ITEMS:

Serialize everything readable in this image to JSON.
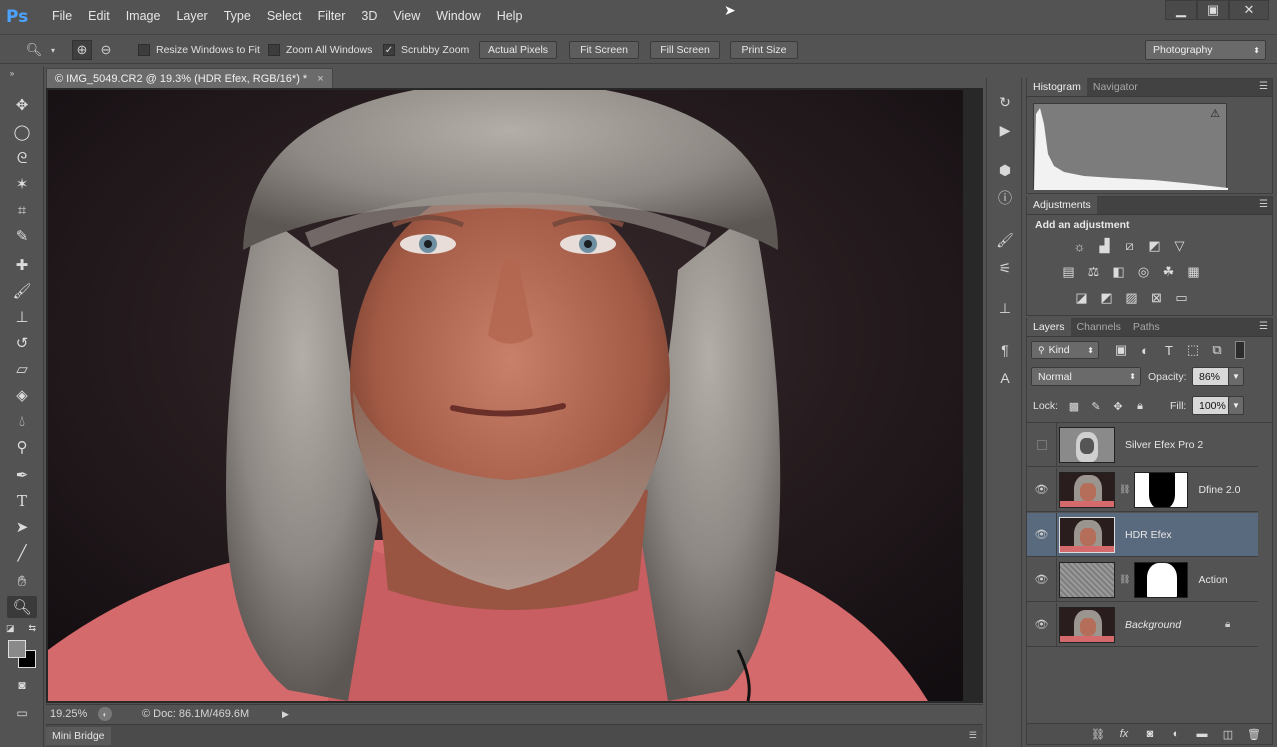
{
  "app": {
    "logo": "Ps"
  },
  "menu": [
    "File",
    "Edit",
    "Image",
    "Layer",
    "Type",
    "Select",
    "Filter",
    "3D",
    "View",
    "Window",
    "Help"
  ],
  "options": {
    "resize_windows": "Resize Windows to Fit",
    "zoom_all": "Zoom All Windows",
    "scrubby_zoom": "Scrubby Zoom",
    "actual_pixels": "Actual Pixels",
    "fit_screen": "Fit Screen",
    "fill_screen": "Fill Screen",
    "print_size": "Print Size",
    "workspace": "Photography"
  },
  "document": {
    "tab_title": "© IMG_5049.CR2 @ 19.3% (HDR Efex, RGB/16*) *",
    "zoom": "19.25%",
    "doc_info": "© Doc: 86.1M/469.6M"
  },
  "mini_bridge": "Mini Bridge",
  "panels": {
    "histogram_tab": "Histogram",
    "navigator_tab": "Navigator",
    "adjustments_tab": "Adjustments",
    "add_adjustment": "Add an adjustment",
    "layers_tab": "Layers",
    "channels_tab": "Channels",
    "paths_tab": "Paths",
    "kind": "Kind",
    "blend_mode": "Normal",
    "opacity_label": "Opacity:",
    "opacity_value": "86%",
    "lock_label": "Lock:",
    "fill_label": "Fill:",
    "fill_value": "100%"
  },
  "layers": [
    {
      "name": "Silver Efex Pro 2",
      "visible": false
    },
    {
      "name": "Dfine 2.0",
      "visible": true
    },
    {
      "name": "HDR Efex",
      "visible": true,
      "selected": true
    },
    {
      "name": "Action",
      "visible": true
    },
    {
      "name": "Background",
      "visible": true,
      "locked": true
    }
  ],
  "colors": {
    "accent": "#4ba3ff",
    "selection": "#5a6a7e"
  }
}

JOB:
Without the pictures, repeat the listing above exactly.

RESULT OF THE EXERCISE:
Serialize everything readable in this image to JSON.
{
  "app": {
    "logo": "Ps"
  },
  "menu": [
    "File",
    "Edit",
    "Image",
    "Layer",
    "Type",
    "Select",
    "Filter",
    "3D",
    "View",
    "Window",
    "Help"
  ],
  "options": {
    "resize_windows": "Resize Windows to Fit",
    "zoom_all": "Zoom All Windows",
    "scrubby_zoom": "Scrubby Zoom",
    "actual_pixels": "Actual Pixels",
    "fit_screen": "Fit Screen",
    "fill_screen": "Fill Screen",
    "print_size": "Print Size",
    "workspace": "Photography"
  },
  "document": {
    "tab_title": "© IMG_5049.CR2 @ 19.3% (HDR Efex, RGB/16*) *",
    "zoom": "19.25%",
    "doc_info": "© Doc: 86.1M/469.6M"
  },
  "mini_bridge": "Mini Bridge",
  "panels": {
    "histogram_tab": "Histogram",
    "navigator_tab": "Navigator",
    "adjustments_tab": "Adjustments",
    "add_adjustment": "Add an adjustment",
    "layers_tab": "Layers",
    "channels_tab": "Channels",
    "paths_tab": "Paths",
    "kind": "Kind",
    "blend_mode": "Normal",
    "opacity_label": "Opacity:",
    "opacity_value": "86%",
    "lock_label": "Lock:",
    "fill_label": "Fill:",
    "fill_value": "100%"
  },
  "layers": [
    {
      "name": "Silver Efex Pro 2",
      "visible": false
    },
    {
      "name": "Dfine 2.0",
      "visible": true
    },
    {
      "name": "HDR Efex",
      "visible": true,
      "selected": true
    },
    {
      "name": "Action",
      "visible": true
    },
    {
      "name": "Background",
      "visible": true,
      "locked": true
    }
  ],
  "colors": {
    "accent": "#4ba3ff",
    "selection": "#5a6a7e"
  }
}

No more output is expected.